#### GOAL
Count every line in the data below where "BASIC" occurs, then state that number and nothing more.

#### GIVEN DATA
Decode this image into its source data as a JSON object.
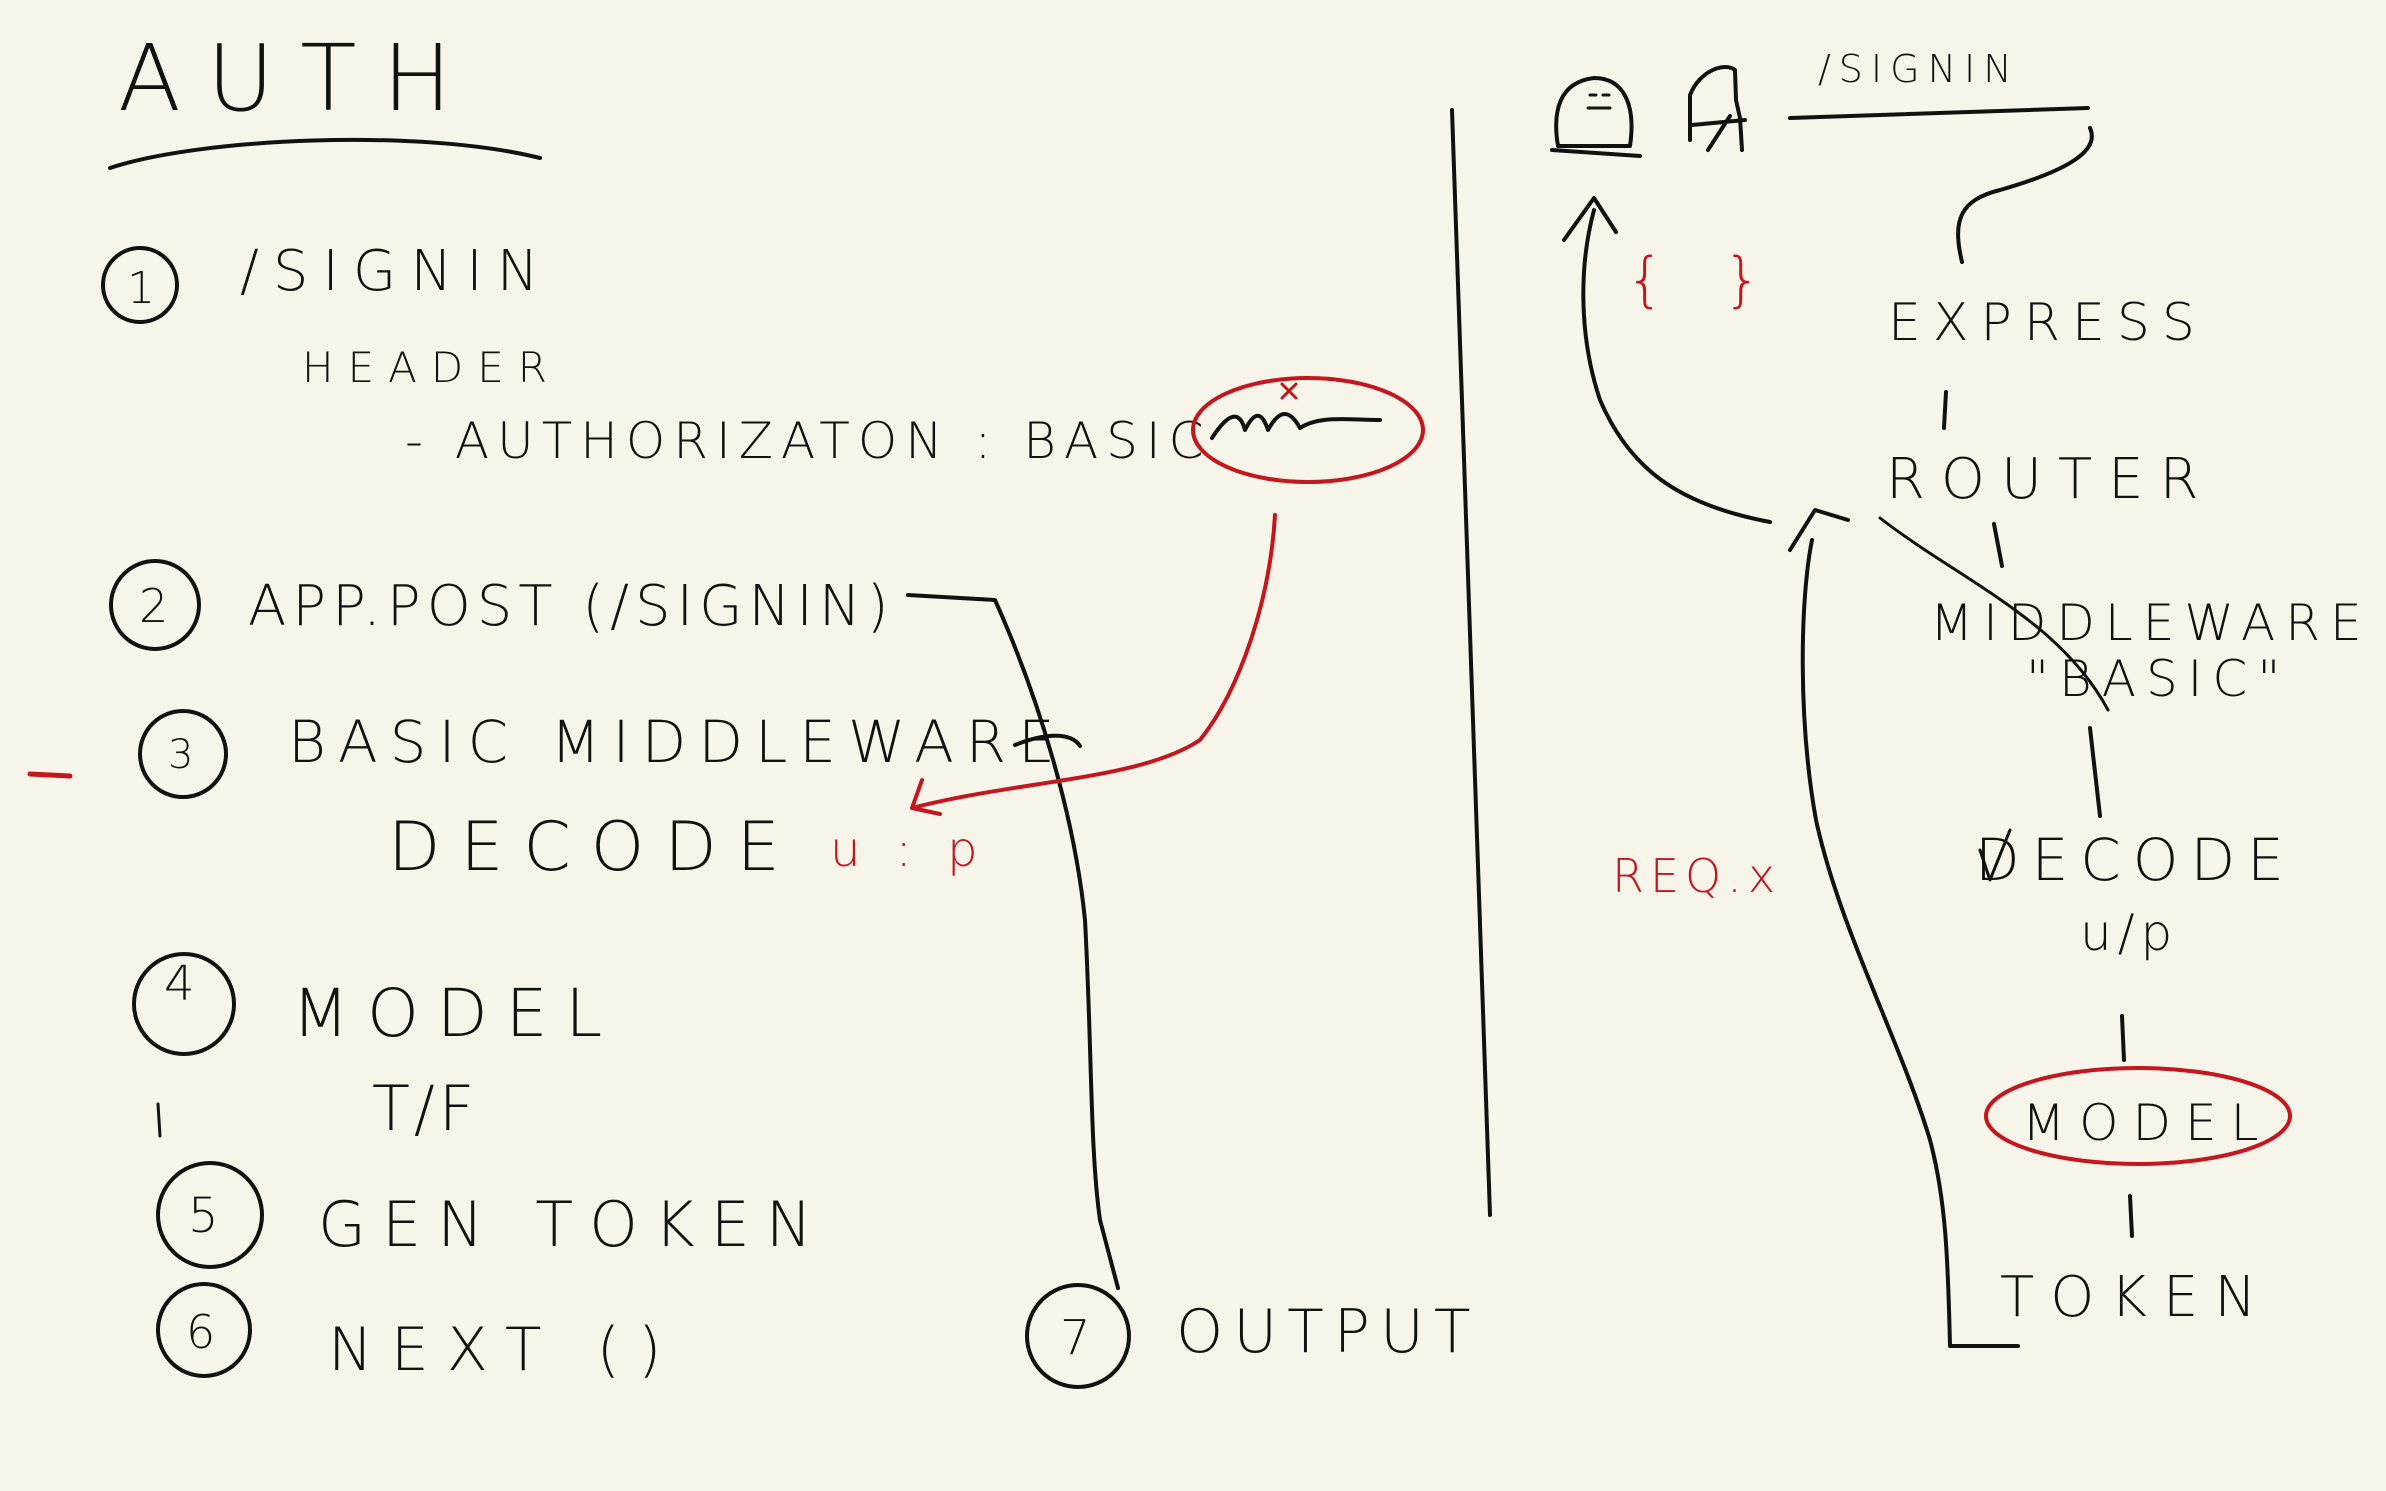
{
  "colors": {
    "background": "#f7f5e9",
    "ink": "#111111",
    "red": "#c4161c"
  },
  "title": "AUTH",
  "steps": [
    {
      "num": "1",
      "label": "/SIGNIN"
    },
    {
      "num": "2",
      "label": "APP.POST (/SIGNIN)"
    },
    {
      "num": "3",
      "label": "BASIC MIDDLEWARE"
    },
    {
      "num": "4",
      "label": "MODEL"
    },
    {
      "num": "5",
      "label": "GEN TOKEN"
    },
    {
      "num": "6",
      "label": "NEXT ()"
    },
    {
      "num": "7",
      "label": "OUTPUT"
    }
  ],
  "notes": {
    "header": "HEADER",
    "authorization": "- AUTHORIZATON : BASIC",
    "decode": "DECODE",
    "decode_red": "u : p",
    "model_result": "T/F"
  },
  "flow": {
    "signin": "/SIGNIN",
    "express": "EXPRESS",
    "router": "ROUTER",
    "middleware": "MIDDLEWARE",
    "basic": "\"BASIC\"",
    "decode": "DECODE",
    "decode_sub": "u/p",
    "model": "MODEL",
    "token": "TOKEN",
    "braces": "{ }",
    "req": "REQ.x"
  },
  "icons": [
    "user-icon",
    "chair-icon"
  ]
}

#### SOLUTION FOR THIS TASK
3